* **Exercise objective**:
What you return should match every record exactly, with the images removed.

Collected data

== == ==

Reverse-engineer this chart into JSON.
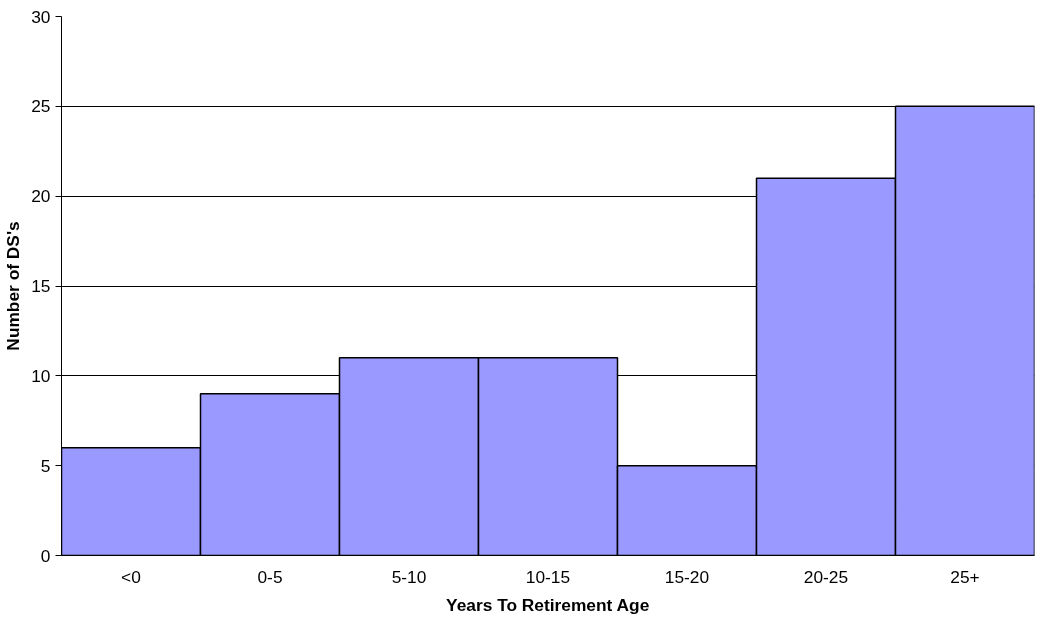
{
  "chart_data": {
    "type": "bar",
    "xlabel": "Years To Retirement Age",
    "ylabel": "Number of DS's",
    "categories": [
      "<0",
      "0-5",
      "5-10",
      "10-15",
      "15-20",
      "20-25",
      "25+"
    ],
    "values": [
      6,
      9,
      11,
      11,
      5,
      21,
      25
    ],
    "color": "#9999ff",
    "ylim": [
      0,
      30
    ],
    "yticks": [
      0,
      5,
      10,
      15,
      20,
      25,
      30
    ],
    "grid": "y"
  }
}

== == ==

* **Complete response**:
Reverse-engineer this chart into JSON.
{
  "chart_data": {
    "type": "bar",
    "xlabel": "Years To Retirement Age",
    "ylabel": "Number of DS's",
    "categories": [
      "<0",
      "0-5",
      "5-10",
      "10-15",
      "15-20",
      "20-25",
      "25+"
    ],
    "values": [
      6,
      9,
      11,
      11,
      5,
      21,
      25
    ],
    "color": "#9999ff",
    "ylim": [
      0,
      30
    ],
    "yticks": [
      0,
      5,
      10,
      15,
      20,
      25,
      30
    ],
    "grid": "y"
  }
}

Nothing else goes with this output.